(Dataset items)
-- BEGIN --

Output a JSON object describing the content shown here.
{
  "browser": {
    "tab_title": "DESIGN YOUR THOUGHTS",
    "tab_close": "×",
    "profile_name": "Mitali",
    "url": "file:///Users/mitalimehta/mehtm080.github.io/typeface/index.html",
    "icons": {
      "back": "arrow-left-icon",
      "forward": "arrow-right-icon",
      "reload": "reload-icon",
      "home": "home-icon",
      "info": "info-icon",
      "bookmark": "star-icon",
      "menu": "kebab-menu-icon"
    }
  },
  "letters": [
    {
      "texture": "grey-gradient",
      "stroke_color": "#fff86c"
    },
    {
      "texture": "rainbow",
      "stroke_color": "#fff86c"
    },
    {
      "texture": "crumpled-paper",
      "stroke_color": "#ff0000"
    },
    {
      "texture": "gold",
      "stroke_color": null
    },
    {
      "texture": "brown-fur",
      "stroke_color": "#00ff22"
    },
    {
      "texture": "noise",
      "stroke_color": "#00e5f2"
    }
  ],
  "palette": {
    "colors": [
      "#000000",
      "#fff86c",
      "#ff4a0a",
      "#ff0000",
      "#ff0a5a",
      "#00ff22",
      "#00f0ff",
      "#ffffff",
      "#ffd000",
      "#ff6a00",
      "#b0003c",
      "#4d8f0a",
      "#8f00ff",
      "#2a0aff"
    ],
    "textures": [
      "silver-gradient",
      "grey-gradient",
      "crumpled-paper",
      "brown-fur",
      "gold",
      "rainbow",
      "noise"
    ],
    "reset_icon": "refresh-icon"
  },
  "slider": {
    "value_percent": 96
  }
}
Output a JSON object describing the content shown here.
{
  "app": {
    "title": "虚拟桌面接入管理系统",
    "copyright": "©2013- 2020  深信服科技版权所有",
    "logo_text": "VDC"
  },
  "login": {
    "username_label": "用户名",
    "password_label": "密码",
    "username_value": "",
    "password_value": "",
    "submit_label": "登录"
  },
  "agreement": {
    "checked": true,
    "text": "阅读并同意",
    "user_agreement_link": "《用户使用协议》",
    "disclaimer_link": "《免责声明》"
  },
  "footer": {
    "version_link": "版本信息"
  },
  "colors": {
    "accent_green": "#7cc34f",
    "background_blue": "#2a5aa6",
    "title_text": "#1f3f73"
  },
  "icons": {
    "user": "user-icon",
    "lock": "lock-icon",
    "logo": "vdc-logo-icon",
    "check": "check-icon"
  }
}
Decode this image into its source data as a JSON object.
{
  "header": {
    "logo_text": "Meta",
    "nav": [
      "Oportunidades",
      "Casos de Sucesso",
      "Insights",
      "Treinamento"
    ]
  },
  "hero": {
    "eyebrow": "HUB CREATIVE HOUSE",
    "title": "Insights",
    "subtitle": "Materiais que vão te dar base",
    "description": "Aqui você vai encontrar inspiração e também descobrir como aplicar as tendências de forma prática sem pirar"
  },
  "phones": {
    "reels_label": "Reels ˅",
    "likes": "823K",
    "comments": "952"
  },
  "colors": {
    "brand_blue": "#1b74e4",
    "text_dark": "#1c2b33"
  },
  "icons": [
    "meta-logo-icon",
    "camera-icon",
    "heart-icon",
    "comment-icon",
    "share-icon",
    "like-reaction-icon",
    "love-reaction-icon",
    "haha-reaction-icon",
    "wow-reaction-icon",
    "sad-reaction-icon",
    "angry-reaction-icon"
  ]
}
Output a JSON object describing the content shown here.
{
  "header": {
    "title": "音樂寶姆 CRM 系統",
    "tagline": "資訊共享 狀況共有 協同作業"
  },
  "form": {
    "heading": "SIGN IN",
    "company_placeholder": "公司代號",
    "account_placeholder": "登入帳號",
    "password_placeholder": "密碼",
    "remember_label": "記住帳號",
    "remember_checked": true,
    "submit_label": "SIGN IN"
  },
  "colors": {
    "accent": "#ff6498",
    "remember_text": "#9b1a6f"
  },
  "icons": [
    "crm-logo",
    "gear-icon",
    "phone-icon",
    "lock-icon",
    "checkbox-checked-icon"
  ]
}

-- END --

[Objective] Without leaving anything out, quote all the data.

[Answer to the exercise]
Output a JSON object describing the content shown here.
{
  "browser": {
    "tab_title": "DESIGN YOUR THOUGHTS",
    "tab_close": "×",
    "profile_name": "Mitali",
    "url": "file:///Users/mitalimehta/mehtm080.github.io/typeface/index.html",
    "icons": {
      "back": "arrow-left-icon",
      "forward": "arrow-right-icon",
      "reload": "reload-icon",
      "home": "home-icon",
      "info": "info-icon",
      "bookmark": "star-icon",
      "menu": "kebab-menu-icon"
    }
  },
  "letters": [
    {
      "texture": "grey-gradient",
      "stroke_color": "#fff86c"
    },
    {
      "texture": "rainbow",
      "stroke_color": "#fff86c"
    },
    {
      "texture": "crumpled-paper",
      "stroke_color": "#ff0000"
    },
    {
      "texture": "gold",
      "stroke_color": null
    },
    {
      "texture": "brown-fur",
      "stroke_color": "#00ff22"
    },
    {
      "texture": "noise",
      "stroke_color": "#00e5f2"
    }
  ],
  "palette": {
    "colors": [
      "#000000",
      "#fff86c",
      "#ff4a0a",
      "#ff0000",
      "#ff0a5a",
      "#00ff22",
      "#00f0ff",
      "#ffffff",
      "#ffd000",
      "#ff6a00",
      "#b0003c",
      "#4d8f0a",
      "#8f00ff",
      "#2a0aff"
    ],
    "textures": [
      "silver-gradient",
      "grey-gradient",
      "crumpled-paper",
      "brown-fur",
      "gold",
      "rainbow",
      "noise"
    ],
    "reset_icon": "refresh-icon"
  },
  "slider": {
    "value_percent": 96
  }
}
Output a JSON object describing the content shown here.
{
  "app": {
    "title": "虚拟桌面接入管理系统",
    "copyright": "©2013- 2020  深信服科技版权所有",
    "logo_text": "VDC"
  },
  "login": {
    "username_label": "用户名",
    "password_label": "密码",
    "username_value": "",
    "password_value": "",
    "submit_label": "登录"
  },
  "agreement": {
    "checked": true,
    "text": "阅读并同意",
    "user_agreement_link": "《用户使用协议》",
    "disclaimer_link": "《免责声明》"
  },
  "footer": {
    "version_link": "版本信息"
  },
  "colors": {
    "accent_green": "#7cc34f",
    "background_blue": "#2a5aa6",
    "title_text": "#1f3f73"
  },
  "icons": {
    "user": "user-icon",
    "lock": "lock-icon",
    "logo": "vdc-logo-icon",
    "check": "check-icon"
  }
}
Decode this image into its source data as a JSON object.
{
  "header": {
    "logo_text": "Meta",
    "nav": [
      "Oportunidades",
      "Casos de Sucesso",
      "Insights",
      "Treinamento"
    ]
  },
  "hero": {
    "eyebrow": "HUB CREATIVE HOUSE",
    "title": "Insights",
    "subtitle": "Materiais que vão te dar base",
    "description": "Aqui você vai encontrar inspiração e também descobrir como aplicar as tendências de forma prática sem pirar"
  },
  "phones": {
    "reels_label": "Reels ˅",
    "likes": "823K",
    "comments": "952"
  },
  "colors": {
    "brand_blue": "#1b74e4",
    "text_dark": "#1c2b33"
  },
  "icons": [
    "meta-logo-icon",
    "camera-icon",
    "heart-icon",
    "comment-icon",
    "share-icon",
    "like-reaction-icon",
    "love-reaction-icon",
    "haha-reaction-icon",
    "wow-reaction-icon",
    "sad-reaction-icon",
    "angry-reaction-icon"
  ]
}
Output a JSON object describing the content shown here.
{
  "header": {
    "title": "音樂寶姆 CRM 系統",
    "tagline": "資訊共享 狀況共有 協同作業"
  },
  "form": {
    "heading": "SIGN IN",
    "company_placeholder": "公司代號",
    "account_placeholder": "登入帳號",
    "password_placeholder": "密碼",
    "remember_label": "記住帳號",
    "remember_checked": true,
    "submit_label": "SIGN IN"
  },
  "colors": {
    "accent": "#ff6498",
    "remember_text": "#9b1a6f"
  },
  "icons": [
    "crm-logo",
    "gear-icon",
    "phone-icon",
    "lock-icon",
    "checkbox-checked-icon"
  ]
}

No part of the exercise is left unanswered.